» DIRECTIVE
Report every line below that holds the word "xlabel".

» RECORDS
"""
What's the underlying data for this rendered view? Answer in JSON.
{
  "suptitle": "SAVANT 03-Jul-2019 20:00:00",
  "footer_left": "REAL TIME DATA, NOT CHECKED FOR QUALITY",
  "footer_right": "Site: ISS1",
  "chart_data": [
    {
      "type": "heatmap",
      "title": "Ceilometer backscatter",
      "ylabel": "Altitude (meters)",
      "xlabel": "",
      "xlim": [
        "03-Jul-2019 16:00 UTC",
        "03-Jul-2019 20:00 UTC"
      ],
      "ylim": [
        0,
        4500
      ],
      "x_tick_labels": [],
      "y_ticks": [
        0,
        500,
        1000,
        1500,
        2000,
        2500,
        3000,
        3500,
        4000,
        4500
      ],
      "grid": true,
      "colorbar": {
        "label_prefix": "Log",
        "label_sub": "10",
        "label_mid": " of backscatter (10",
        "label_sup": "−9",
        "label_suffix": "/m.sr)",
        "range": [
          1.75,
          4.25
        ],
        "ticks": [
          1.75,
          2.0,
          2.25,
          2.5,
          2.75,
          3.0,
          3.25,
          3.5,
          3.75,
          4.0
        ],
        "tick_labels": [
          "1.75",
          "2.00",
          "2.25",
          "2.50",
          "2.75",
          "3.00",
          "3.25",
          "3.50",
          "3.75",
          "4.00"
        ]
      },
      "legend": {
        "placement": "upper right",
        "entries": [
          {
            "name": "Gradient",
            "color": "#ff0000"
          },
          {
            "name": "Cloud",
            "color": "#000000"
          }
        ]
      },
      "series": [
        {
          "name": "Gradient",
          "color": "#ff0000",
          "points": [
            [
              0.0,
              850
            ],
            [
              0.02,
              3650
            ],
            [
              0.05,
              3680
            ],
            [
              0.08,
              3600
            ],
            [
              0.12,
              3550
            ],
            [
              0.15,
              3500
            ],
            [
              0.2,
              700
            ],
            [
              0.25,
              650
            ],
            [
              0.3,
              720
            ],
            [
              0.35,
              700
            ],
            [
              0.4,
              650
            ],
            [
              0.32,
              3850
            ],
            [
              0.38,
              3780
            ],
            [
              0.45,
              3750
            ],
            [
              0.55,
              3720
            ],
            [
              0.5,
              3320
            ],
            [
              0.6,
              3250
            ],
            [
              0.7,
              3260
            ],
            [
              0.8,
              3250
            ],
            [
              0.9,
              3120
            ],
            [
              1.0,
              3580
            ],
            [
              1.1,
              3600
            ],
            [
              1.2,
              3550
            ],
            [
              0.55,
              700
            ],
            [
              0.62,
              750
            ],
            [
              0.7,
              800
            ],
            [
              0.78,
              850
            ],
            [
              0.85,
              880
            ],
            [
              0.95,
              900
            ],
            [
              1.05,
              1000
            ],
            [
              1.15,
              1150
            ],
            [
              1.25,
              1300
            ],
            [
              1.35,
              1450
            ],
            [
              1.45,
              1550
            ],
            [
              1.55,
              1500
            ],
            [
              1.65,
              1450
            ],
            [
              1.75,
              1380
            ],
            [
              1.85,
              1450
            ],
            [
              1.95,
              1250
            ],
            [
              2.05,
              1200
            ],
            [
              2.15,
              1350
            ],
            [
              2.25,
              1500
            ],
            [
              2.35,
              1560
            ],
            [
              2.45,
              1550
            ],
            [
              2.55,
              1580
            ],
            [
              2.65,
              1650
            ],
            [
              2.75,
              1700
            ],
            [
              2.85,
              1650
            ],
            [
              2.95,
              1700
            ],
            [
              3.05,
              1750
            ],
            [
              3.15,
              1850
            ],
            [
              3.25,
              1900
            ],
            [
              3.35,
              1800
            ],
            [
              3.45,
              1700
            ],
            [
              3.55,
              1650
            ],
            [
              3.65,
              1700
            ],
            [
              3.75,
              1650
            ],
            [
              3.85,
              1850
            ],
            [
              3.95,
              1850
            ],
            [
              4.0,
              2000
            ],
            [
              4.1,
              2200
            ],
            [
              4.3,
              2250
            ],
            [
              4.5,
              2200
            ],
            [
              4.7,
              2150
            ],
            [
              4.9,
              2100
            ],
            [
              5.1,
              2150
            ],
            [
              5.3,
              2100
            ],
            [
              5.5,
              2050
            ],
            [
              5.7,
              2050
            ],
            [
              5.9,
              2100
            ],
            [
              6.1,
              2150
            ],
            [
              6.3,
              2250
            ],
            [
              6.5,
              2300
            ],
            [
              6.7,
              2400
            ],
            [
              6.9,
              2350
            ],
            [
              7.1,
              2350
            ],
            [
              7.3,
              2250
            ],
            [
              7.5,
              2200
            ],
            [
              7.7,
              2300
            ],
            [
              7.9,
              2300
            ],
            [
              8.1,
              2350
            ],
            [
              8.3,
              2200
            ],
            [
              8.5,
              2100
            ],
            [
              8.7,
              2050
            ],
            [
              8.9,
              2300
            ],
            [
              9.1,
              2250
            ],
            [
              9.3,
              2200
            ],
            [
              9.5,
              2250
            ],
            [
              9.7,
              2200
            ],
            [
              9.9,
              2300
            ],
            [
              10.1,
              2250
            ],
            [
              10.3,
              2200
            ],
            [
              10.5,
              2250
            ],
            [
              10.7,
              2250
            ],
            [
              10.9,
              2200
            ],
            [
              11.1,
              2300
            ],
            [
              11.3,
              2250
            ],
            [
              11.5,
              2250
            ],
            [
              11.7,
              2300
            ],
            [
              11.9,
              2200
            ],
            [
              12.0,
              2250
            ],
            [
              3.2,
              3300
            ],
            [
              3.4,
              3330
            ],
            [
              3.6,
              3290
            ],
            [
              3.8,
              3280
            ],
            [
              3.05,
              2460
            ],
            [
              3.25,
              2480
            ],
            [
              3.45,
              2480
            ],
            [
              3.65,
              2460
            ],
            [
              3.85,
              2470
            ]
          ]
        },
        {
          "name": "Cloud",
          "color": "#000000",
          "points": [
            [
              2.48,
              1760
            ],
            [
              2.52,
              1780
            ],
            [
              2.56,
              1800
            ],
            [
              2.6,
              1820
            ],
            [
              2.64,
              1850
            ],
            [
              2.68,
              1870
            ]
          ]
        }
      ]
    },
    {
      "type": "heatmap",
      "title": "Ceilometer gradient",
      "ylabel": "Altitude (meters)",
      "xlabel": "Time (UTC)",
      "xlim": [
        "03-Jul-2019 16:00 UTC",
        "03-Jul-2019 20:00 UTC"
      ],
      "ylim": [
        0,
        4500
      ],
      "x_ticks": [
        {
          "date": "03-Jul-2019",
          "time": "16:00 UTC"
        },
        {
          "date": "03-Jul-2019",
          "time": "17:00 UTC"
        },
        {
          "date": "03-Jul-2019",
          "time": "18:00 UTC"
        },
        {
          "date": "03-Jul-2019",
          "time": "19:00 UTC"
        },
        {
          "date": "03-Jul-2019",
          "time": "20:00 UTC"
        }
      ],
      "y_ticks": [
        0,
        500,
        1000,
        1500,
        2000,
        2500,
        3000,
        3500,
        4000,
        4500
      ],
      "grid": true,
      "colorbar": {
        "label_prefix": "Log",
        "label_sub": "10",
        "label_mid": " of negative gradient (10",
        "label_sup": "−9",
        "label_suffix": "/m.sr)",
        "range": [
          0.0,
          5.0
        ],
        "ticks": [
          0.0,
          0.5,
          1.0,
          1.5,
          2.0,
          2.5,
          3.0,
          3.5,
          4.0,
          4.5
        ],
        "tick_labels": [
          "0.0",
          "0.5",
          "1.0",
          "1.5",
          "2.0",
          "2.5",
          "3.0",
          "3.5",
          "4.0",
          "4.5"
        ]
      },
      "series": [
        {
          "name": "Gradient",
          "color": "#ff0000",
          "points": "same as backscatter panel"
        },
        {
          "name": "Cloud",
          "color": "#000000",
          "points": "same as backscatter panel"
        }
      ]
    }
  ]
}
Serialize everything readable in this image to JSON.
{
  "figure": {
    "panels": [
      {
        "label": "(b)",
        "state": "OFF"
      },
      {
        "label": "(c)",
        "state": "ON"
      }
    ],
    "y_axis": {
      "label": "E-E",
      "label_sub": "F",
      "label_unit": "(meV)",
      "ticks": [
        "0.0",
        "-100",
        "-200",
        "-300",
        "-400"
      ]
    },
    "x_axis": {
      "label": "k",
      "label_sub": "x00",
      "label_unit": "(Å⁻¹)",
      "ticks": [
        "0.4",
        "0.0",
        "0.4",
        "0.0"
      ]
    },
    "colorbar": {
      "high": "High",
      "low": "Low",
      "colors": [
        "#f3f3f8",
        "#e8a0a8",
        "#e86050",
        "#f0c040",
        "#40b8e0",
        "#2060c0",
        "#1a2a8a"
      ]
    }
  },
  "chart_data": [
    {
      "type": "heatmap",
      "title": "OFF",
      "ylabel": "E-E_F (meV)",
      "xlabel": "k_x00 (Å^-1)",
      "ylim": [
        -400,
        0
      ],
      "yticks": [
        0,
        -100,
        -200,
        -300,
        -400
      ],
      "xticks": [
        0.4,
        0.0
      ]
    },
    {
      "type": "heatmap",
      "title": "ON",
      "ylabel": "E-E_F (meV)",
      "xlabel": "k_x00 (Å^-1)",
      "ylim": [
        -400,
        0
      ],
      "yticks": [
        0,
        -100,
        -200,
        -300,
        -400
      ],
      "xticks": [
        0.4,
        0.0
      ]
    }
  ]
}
"""
» RESPONSE TO THE TASK
      "xlabel": "",
      "xlabel": "Time (UTC)",
      "xlabel": "k_x00 (Å^-1)",
      "xlabel": "k_x00 (Å^-1)",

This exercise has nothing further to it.